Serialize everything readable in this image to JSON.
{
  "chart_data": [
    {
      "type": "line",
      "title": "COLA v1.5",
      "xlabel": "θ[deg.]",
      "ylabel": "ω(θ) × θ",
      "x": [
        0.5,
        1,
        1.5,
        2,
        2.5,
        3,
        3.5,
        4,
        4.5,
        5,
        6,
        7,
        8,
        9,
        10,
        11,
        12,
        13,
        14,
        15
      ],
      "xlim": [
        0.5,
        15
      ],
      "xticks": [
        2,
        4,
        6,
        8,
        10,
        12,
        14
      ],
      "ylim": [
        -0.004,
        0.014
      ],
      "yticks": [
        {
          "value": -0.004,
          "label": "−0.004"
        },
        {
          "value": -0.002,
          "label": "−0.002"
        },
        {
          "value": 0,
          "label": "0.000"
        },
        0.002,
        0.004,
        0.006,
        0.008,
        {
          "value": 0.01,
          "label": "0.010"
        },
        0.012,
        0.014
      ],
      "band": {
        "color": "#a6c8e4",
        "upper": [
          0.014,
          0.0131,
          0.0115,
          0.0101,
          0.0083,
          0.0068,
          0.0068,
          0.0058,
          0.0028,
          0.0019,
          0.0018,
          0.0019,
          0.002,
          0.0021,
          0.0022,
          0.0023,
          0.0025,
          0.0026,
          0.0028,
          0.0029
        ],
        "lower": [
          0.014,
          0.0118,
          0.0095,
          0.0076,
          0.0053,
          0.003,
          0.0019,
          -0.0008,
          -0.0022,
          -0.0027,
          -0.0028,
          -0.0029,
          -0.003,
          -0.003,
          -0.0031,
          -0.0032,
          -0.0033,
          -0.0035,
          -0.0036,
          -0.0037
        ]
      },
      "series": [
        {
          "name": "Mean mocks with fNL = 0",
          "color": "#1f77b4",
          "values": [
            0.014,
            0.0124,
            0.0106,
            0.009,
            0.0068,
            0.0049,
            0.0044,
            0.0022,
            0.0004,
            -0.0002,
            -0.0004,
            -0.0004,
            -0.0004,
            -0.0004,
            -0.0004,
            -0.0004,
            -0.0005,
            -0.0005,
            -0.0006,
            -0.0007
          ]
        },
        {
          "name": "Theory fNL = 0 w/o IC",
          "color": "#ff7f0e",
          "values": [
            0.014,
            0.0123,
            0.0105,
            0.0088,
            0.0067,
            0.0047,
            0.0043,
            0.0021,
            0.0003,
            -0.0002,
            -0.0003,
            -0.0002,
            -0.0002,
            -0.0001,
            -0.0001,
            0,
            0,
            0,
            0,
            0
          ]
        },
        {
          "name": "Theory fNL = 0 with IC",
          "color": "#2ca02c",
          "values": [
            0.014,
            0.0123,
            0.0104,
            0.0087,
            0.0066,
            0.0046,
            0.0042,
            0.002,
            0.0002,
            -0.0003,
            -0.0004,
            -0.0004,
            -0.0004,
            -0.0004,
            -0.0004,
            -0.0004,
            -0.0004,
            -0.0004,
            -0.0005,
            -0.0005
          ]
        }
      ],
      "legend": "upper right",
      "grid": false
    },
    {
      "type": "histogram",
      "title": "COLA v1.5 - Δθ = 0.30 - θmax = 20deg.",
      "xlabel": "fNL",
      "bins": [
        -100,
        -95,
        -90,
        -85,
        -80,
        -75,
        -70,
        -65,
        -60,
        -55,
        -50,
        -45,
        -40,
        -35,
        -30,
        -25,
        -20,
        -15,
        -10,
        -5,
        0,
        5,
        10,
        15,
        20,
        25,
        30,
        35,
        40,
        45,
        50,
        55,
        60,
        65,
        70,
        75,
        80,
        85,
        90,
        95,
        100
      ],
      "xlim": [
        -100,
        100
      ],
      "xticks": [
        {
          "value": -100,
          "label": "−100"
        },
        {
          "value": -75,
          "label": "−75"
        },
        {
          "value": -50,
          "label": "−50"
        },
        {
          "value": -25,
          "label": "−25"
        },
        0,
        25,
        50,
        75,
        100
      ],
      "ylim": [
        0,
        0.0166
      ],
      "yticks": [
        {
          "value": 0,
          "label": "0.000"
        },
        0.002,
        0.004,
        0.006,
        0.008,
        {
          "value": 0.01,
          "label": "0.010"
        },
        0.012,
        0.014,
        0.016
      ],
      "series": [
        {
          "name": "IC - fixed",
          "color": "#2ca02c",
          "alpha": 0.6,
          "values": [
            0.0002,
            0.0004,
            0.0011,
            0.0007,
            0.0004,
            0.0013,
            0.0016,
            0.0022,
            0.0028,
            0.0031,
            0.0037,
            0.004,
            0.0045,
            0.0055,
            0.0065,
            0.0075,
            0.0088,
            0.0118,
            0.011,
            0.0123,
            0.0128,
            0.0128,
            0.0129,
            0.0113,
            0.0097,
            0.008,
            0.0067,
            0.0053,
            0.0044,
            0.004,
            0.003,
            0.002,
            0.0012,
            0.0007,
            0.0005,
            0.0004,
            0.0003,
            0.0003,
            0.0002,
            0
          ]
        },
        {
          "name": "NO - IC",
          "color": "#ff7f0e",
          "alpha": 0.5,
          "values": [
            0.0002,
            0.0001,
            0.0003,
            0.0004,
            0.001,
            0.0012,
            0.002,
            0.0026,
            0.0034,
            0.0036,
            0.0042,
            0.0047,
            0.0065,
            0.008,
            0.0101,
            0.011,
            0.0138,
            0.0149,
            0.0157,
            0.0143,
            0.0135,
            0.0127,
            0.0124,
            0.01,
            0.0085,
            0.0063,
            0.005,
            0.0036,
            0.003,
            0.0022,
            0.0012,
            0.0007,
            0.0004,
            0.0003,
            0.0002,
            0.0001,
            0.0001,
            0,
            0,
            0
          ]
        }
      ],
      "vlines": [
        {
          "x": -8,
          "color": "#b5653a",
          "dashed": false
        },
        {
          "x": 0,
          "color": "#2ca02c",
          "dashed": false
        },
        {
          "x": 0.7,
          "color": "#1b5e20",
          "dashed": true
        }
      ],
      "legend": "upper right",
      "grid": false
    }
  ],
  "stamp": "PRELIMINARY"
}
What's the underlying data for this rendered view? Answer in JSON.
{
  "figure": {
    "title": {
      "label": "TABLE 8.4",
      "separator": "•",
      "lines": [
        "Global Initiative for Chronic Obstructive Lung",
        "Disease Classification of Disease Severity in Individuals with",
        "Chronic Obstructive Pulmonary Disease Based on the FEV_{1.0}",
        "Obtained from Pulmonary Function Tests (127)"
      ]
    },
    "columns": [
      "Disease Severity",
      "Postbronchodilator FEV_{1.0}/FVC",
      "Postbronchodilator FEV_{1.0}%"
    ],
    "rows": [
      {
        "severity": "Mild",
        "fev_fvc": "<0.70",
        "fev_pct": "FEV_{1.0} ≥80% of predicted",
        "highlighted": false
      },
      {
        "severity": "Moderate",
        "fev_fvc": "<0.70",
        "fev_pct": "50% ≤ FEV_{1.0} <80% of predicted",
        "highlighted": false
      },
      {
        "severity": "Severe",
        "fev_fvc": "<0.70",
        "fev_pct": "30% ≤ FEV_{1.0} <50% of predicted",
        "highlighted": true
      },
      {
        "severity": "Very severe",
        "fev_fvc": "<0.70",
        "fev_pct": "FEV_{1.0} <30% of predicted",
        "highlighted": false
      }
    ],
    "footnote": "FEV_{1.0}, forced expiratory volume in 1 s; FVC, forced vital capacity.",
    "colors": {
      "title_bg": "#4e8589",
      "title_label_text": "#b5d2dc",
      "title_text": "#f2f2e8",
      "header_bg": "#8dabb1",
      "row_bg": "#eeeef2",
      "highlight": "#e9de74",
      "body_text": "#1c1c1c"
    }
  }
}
○ ○ ○ ○
(Stated task) Take every line from the data that contains the word "this".

(Exercise result)
Serialize everything readable in this image to JSON.
What's the underlying data for this rendered view? Answer in JSON.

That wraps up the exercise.